--- START Records for the task ---

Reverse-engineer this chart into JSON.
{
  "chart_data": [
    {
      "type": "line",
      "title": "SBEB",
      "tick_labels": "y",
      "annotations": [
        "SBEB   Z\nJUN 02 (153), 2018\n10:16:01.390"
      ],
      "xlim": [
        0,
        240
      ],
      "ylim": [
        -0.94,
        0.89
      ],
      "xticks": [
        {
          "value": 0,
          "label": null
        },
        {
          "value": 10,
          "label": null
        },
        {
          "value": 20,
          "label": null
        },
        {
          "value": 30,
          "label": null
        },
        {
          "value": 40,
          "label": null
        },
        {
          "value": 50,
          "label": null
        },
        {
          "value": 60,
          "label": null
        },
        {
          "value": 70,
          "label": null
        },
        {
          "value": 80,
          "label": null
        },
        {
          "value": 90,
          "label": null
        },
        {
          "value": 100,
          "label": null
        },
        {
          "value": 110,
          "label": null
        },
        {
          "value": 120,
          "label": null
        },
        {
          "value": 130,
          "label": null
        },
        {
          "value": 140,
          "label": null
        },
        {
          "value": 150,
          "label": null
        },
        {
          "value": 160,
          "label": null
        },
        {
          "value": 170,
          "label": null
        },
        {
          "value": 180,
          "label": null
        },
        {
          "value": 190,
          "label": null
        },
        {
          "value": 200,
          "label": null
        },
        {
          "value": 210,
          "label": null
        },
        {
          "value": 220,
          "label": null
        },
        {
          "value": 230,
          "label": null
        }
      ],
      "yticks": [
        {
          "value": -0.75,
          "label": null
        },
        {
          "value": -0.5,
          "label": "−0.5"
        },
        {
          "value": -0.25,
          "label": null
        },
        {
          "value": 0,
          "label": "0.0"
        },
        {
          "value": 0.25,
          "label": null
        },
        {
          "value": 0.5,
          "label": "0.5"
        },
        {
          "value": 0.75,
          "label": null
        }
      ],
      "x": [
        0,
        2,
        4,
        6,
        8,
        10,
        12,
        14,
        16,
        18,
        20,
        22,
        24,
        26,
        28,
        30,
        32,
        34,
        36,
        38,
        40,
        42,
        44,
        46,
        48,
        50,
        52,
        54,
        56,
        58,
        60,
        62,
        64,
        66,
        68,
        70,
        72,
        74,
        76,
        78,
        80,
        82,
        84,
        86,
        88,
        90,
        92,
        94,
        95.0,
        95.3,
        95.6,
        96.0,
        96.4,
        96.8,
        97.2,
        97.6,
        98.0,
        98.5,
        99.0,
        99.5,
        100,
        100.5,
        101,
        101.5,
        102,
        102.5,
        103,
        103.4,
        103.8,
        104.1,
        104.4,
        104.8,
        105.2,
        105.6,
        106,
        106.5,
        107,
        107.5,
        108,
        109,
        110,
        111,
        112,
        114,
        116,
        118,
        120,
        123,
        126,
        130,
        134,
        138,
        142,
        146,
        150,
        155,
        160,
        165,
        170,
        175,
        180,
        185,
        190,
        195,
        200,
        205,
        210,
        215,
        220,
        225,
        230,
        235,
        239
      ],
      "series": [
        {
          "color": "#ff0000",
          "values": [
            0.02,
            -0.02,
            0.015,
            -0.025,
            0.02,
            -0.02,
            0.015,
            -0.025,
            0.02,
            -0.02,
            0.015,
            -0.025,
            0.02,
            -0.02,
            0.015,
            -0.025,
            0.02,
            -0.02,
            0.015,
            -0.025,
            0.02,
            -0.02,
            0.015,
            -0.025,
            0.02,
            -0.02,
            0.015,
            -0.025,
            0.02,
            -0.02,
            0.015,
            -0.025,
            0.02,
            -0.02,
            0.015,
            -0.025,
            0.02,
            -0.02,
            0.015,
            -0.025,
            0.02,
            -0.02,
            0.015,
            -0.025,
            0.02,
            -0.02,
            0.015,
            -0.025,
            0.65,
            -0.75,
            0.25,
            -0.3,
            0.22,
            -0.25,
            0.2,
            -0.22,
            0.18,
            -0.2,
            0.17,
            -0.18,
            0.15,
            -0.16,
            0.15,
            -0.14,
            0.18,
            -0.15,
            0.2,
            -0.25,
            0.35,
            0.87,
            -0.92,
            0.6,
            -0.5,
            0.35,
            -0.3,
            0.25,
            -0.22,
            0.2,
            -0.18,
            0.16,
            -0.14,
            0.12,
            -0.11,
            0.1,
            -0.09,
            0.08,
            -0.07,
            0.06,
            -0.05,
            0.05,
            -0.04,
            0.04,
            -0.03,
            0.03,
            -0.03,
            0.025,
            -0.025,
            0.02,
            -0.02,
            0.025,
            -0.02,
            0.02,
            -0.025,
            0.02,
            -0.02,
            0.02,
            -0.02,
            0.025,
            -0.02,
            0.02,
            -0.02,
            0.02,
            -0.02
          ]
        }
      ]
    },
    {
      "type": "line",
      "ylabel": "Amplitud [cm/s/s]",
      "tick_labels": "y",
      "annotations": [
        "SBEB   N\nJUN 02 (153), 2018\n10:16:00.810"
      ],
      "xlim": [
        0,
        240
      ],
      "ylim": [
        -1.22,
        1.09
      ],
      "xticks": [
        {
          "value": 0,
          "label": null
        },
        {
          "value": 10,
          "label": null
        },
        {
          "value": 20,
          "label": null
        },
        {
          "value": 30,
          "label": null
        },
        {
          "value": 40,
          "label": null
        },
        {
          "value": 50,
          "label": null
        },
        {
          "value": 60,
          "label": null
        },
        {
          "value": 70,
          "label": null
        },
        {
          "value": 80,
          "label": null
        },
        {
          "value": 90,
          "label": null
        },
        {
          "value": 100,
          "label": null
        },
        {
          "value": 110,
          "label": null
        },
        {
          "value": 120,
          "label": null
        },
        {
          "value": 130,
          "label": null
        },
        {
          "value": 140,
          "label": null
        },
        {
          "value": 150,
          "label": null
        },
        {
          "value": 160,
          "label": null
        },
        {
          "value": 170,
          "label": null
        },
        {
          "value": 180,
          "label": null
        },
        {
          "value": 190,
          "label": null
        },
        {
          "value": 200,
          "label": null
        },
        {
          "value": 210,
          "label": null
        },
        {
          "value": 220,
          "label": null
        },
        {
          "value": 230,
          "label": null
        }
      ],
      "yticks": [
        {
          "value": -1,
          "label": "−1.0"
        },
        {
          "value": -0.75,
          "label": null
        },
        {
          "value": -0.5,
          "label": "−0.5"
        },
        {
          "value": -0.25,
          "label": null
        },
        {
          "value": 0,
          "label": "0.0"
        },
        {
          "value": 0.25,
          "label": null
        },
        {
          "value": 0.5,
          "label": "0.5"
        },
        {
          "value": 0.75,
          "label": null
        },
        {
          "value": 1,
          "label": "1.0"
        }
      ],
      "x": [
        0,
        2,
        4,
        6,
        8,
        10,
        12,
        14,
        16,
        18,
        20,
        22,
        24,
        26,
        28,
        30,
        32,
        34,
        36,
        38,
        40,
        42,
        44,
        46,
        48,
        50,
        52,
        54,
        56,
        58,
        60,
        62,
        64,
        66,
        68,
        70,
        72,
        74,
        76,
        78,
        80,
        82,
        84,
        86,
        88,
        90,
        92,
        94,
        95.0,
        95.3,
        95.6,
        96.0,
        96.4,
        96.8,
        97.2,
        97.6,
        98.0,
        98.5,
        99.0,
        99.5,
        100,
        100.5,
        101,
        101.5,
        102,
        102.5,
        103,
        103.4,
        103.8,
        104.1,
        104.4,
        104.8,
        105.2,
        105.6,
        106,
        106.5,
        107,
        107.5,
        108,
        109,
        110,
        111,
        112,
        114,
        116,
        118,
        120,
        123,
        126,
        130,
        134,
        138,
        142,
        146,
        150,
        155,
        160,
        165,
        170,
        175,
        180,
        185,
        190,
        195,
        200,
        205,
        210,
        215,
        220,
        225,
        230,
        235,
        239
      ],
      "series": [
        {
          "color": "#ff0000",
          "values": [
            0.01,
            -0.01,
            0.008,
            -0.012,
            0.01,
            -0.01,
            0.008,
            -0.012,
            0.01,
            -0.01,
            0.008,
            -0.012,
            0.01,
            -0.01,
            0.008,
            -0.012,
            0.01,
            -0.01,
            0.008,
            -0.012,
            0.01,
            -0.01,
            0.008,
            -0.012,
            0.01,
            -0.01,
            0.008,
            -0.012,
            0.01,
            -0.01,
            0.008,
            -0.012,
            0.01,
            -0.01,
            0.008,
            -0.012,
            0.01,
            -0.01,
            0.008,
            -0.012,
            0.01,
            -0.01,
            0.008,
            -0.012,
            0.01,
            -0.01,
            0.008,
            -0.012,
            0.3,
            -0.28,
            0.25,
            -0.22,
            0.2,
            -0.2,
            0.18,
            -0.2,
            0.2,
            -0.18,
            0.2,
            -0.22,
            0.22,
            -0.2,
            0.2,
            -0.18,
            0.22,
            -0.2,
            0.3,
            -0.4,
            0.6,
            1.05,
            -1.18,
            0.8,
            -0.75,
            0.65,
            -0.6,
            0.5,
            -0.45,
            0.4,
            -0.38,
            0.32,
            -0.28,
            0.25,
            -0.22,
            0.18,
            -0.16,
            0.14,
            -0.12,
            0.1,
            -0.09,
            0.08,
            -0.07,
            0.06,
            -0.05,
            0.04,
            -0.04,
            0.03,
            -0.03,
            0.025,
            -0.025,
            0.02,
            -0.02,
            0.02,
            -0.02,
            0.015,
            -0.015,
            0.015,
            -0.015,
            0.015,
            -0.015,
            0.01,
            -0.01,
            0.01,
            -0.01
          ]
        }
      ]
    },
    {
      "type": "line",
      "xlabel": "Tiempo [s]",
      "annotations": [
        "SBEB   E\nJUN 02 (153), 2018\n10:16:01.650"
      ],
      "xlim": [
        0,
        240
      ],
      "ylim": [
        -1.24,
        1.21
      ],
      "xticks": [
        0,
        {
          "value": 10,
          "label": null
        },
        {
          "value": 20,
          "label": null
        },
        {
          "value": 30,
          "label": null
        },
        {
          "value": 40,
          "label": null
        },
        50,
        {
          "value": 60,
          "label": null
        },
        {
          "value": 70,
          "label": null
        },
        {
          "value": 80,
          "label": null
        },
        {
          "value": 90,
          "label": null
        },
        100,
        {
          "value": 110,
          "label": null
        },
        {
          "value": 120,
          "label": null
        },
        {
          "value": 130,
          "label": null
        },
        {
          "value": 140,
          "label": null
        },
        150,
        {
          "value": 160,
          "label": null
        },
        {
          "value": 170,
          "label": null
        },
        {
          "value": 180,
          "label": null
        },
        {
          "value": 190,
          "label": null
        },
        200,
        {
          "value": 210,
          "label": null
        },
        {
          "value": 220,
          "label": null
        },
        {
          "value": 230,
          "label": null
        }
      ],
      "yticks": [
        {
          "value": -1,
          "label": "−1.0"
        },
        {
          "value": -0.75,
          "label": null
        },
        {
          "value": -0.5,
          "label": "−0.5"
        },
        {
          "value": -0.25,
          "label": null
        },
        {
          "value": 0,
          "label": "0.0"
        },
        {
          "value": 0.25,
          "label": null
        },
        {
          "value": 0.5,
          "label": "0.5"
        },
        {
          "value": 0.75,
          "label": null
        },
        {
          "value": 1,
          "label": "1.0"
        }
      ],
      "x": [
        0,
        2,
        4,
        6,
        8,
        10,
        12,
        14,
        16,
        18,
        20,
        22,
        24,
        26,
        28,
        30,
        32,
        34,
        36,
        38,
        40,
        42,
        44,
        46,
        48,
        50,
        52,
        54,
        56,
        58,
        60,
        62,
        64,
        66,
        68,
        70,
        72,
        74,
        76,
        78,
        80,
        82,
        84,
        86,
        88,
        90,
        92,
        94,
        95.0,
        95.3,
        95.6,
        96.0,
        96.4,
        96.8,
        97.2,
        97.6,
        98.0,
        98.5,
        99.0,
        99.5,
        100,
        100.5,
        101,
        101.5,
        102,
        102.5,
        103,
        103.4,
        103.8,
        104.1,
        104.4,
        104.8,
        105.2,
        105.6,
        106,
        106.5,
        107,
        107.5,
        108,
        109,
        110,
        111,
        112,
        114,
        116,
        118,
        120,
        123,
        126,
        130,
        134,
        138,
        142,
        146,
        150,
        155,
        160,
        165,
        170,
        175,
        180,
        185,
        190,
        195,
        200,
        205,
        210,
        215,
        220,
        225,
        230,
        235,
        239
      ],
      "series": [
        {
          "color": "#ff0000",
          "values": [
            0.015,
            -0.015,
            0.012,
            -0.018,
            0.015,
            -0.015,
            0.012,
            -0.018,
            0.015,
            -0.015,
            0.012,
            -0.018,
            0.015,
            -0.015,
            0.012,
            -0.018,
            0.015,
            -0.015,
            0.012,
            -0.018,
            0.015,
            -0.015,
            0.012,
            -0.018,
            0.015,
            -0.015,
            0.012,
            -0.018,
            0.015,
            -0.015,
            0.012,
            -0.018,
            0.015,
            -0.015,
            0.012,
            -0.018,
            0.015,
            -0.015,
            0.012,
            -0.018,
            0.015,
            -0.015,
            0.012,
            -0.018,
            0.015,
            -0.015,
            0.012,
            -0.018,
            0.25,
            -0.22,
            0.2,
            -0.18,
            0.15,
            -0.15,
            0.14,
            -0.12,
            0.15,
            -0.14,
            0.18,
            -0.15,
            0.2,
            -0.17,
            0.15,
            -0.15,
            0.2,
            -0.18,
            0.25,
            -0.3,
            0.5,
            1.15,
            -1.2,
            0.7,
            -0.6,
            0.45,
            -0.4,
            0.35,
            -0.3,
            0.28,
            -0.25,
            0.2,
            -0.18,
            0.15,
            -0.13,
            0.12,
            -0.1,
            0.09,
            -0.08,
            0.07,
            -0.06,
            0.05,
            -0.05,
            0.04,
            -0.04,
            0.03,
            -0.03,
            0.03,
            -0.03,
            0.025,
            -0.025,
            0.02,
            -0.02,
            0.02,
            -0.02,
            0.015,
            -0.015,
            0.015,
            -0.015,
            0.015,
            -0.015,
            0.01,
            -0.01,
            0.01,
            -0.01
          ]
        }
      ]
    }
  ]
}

--- END Records for the task ---

Work instructions ->
Show every line from the listing above in which the string "SBEB" appears.

Answer to the exercise ->
      "title": "SBEB",
        "SBEB   Z\nJUN 02 (153), 2018\n10:16:01.390"
        "SBEB   N\nJUN 02 (153), 2018\n10:16:00.810"
        "SBEB   E\nJUN 02 (153), 2018\n10:16:01.650"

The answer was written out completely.